REQUIREMENT: From the listing below, return each line that includes "document".

[Start]

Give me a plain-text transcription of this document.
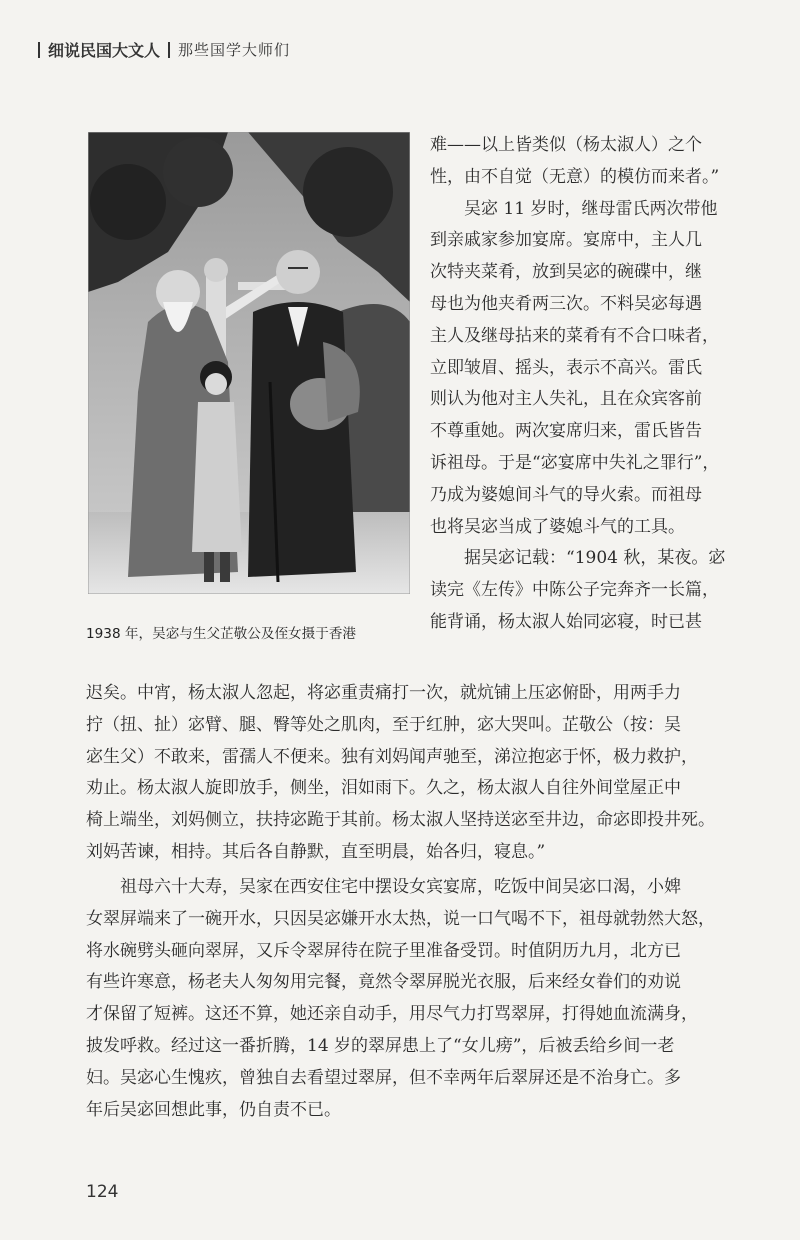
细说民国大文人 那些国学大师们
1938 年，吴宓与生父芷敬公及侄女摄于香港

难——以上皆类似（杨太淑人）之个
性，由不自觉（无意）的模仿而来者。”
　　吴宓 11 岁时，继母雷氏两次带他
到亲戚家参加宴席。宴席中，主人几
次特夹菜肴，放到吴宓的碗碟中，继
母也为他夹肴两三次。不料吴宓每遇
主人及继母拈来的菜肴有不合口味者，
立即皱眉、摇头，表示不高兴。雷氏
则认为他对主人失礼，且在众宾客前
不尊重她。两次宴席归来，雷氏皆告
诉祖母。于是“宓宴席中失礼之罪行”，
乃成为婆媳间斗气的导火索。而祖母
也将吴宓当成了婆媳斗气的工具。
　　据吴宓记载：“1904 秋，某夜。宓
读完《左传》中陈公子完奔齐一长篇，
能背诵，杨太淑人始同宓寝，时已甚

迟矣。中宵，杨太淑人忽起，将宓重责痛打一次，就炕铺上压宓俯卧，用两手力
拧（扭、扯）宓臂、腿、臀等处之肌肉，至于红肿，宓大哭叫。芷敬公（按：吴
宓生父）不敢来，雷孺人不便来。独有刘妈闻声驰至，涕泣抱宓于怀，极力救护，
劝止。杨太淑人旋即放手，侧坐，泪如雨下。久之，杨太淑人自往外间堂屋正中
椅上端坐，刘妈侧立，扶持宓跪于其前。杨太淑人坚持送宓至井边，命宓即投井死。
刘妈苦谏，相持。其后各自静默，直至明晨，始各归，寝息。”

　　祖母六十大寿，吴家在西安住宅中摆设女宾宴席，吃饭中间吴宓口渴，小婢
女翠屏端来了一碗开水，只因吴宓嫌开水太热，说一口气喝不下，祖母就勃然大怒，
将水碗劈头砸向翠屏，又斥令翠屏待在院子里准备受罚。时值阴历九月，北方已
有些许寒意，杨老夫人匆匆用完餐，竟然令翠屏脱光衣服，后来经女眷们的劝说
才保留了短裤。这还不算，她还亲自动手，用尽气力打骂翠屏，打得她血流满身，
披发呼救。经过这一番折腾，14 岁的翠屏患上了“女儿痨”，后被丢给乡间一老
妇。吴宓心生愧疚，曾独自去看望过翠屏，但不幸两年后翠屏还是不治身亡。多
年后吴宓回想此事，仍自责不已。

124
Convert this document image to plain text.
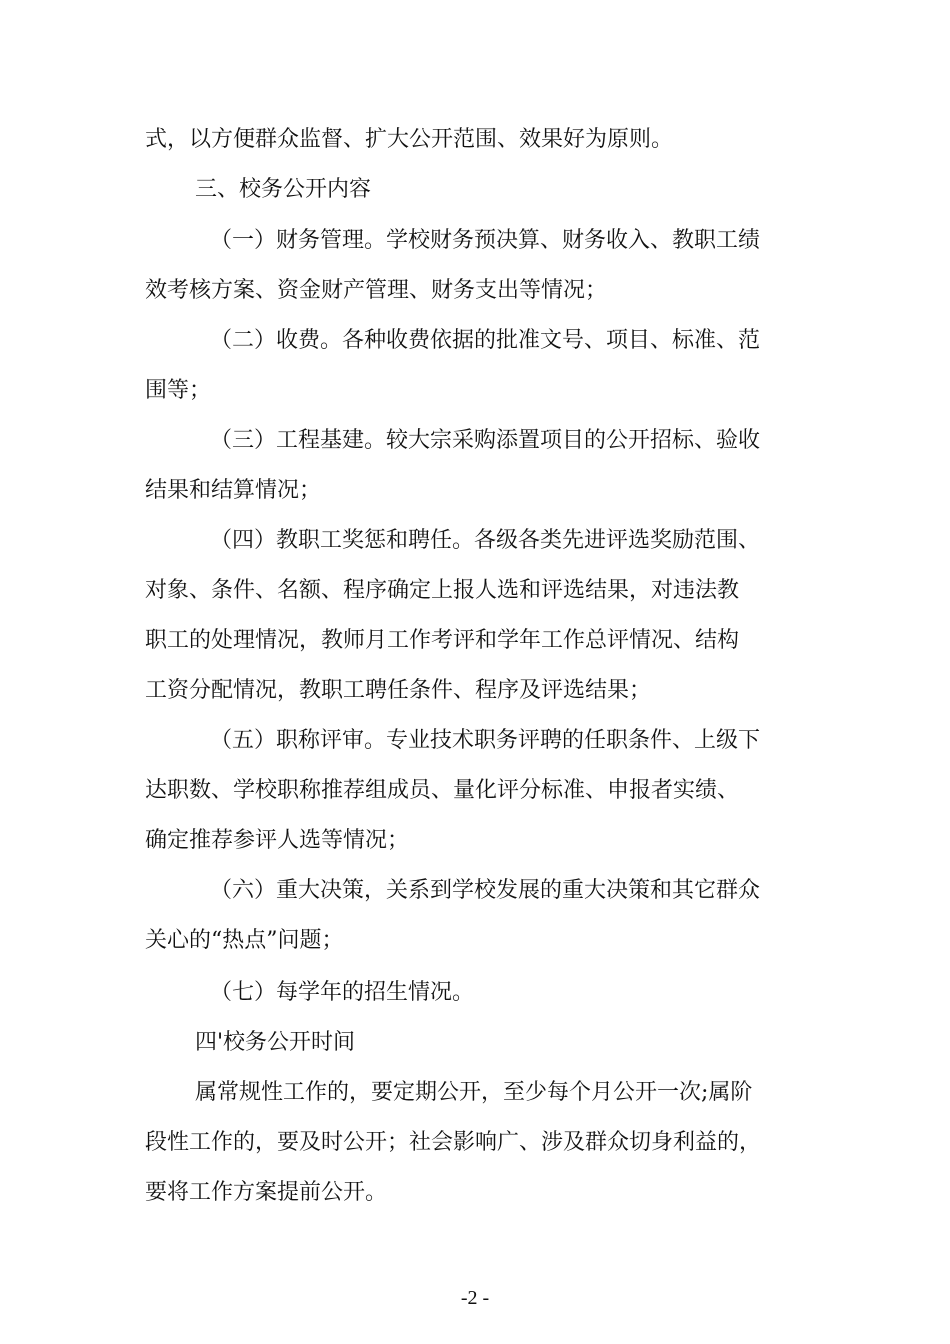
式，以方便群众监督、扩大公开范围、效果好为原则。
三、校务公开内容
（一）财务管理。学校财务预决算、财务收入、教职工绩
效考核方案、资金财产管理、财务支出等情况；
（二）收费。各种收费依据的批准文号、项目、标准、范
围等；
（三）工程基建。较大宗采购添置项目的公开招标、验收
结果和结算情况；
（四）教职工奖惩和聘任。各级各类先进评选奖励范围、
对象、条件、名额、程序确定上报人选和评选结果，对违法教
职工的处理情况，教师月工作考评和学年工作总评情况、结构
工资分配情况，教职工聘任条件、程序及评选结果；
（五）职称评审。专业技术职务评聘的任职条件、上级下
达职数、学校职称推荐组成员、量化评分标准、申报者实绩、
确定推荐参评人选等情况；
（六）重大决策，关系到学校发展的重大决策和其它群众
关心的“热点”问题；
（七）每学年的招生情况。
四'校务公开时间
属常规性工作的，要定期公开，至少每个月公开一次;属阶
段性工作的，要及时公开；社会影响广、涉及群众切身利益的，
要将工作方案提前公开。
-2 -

[End]

WRITTEN ANSWER:
Give me a plain-text transcription of this document.
Convert this document image to plain text.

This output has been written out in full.